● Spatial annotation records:

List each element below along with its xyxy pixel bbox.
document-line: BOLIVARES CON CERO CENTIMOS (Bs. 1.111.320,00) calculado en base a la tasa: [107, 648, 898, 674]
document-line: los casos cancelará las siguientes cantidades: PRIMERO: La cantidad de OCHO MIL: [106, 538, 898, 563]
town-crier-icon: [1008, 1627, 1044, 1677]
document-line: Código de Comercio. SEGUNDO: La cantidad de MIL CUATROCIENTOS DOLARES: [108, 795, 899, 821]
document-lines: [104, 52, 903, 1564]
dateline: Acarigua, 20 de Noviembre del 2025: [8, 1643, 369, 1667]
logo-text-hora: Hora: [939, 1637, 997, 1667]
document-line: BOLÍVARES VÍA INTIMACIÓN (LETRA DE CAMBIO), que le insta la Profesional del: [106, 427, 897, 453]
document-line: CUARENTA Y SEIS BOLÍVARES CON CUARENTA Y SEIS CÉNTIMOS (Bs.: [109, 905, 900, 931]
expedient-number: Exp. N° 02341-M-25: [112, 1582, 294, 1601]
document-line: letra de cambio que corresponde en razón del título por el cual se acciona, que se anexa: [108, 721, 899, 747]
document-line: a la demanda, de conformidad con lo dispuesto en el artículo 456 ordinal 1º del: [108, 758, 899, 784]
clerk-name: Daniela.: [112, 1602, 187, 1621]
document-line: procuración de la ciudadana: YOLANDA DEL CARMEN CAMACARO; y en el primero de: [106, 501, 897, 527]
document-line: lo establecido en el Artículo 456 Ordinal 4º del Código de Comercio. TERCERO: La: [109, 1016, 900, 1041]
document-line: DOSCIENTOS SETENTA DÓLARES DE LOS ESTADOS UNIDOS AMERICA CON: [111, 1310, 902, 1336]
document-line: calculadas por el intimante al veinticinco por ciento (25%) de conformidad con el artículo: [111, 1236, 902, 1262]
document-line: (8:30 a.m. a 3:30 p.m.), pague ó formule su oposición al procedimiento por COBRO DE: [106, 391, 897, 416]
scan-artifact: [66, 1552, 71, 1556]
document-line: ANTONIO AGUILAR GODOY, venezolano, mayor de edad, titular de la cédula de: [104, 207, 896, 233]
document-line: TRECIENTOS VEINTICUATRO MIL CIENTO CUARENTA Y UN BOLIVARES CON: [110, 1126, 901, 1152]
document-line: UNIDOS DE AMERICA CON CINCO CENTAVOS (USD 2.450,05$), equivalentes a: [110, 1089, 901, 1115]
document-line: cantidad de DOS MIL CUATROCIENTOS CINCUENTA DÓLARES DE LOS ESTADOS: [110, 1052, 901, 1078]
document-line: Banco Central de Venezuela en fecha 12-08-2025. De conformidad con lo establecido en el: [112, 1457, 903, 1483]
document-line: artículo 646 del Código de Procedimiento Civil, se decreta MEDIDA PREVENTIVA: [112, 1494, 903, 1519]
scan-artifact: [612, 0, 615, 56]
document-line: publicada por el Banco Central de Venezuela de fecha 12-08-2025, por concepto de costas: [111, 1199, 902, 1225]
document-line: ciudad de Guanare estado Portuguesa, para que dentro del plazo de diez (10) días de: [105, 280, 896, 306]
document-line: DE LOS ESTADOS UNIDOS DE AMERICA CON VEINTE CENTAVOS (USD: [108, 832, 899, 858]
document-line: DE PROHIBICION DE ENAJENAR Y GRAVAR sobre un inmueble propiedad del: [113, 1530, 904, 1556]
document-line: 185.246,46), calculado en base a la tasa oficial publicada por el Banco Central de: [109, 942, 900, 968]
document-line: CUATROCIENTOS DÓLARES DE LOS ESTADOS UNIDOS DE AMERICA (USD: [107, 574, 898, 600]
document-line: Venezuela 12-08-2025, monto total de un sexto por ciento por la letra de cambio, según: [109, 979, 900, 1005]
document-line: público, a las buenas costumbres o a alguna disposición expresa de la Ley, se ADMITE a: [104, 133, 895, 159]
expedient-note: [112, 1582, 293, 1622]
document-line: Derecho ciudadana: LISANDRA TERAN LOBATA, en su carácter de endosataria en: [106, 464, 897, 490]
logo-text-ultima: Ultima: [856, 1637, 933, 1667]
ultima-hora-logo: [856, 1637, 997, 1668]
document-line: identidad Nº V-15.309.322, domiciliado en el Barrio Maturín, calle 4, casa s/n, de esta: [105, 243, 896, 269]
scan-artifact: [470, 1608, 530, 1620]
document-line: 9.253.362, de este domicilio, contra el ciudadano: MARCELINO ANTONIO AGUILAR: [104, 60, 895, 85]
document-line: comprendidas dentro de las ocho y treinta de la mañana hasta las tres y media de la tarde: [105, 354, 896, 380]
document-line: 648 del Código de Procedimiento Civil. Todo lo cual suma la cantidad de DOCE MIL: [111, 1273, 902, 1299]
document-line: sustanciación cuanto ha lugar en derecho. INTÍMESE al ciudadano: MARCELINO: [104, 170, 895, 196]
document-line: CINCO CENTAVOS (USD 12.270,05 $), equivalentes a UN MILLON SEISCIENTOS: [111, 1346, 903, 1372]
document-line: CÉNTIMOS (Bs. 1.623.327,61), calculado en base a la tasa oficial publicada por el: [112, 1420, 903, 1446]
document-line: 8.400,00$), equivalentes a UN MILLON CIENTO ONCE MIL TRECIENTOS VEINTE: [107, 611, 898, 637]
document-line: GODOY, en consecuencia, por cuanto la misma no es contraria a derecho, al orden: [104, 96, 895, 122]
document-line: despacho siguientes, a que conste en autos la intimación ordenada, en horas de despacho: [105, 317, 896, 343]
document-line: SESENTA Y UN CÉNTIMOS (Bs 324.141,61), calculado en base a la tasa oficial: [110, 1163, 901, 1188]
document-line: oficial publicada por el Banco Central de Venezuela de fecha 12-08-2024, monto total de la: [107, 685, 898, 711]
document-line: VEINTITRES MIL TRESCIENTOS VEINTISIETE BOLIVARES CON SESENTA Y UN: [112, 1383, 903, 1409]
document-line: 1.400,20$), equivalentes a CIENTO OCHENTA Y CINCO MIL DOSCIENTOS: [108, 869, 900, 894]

● Stated task:
Please identify every line in the material above that contains the word "AGUILAR", and copy each one in full.

● Task output:
document-line: ANTONIO AGUILAR GODOY, venezolano, mayor de edad, titular de la cédula de: [104, 207, 896, 233]
document-line: 9.253.362, de este domicilio, contra el ciudadano: MARCELINO ANTONIO AGUILAR: [104, 60, 895, 85]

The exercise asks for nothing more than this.